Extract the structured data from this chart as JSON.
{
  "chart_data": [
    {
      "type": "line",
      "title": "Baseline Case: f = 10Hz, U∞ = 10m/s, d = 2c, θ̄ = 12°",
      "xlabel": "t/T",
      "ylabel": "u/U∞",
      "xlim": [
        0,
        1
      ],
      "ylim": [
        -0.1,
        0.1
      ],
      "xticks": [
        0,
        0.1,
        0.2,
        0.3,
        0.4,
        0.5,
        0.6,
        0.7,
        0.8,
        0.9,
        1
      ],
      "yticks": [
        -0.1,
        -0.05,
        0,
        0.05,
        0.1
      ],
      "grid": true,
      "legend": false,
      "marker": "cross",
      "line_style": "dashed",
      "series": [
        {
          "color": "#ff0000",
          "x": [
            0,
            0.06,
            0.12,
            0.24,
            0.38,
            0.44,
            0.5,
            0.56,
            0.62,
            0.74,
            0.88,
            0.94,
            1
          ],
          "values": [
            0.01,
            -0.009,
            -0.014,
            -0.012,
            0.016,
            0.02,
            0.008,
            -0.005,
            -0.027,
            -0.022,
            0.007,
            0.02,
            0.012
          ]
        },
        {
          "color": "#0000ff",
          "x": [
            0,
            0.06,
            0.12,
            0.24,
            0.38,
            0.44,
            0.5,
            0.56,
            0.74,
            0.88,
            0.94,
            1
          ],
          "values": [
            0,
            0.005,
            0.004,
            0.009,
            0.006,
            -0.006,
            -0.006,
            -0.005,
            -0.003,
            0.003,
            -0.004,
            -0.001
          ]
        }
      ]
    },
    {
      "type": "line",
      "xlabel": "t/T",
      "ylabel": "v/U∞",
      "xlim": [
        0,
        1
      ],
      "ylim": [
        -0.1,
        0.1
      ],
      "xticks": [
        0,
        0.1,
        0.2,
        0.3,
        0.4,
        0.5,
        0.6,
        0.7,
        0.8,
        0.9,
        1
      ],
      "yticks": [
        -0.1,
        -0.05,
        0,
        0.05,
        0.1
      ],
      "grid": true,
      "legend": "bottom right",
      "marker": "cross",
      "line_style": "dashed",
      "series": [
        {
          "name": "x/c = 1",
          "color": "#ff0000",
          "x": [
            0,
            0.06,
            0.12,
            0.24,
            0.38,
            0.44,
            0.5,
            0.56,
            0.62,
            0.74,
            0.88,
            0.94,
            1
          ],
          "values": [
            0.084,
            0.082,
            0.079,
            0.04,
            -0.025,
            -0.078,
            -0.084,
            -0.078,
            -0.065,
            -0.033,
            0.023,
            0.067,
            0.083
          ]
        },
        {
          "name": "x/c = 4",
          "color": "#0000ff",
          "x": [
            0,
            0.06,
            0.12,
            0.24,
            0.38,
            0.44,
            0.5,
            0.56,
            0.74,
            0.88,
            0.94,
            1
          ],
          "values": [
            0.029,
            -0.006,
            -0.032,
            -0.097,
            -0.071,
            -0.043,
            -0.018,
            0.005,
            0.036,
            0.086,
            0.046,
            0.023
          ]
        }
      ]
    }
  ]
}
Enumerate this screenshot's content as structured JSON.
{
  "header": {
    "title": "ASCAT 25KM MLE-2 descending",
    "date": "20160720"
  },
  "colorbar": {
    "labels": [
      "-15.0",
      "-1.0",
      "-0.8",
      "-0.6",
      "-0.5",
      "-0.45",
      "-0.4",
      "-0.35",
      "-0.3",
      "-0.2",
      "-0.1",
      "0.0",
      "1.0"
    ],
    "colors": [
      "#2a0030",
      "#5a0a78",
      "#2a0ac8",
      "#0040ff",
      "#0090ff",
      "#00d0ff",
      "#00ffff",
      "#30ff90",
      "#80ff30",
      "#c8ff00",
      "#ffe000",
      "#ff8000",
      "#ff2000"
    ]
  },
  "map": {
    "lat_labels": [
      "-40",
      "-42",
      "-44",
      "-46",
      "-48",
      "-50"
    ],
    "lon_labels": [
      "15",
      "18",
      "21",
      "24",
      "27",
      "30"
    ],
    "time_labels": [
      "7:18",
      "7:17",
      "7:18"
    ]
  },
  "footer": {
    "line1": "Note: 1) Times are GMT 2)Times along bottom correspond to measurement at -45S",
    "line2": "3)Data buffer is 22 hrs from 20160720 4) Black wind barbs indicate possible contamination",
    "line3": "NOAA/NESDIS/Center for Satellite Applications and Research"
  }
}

* _Challenge_: Show every line of the listing in which the string "JSON" can be found.

* _Task answer_:
Extract the structured data from this chart as JSON.
Enumerate this screenshot's content as structured JSON.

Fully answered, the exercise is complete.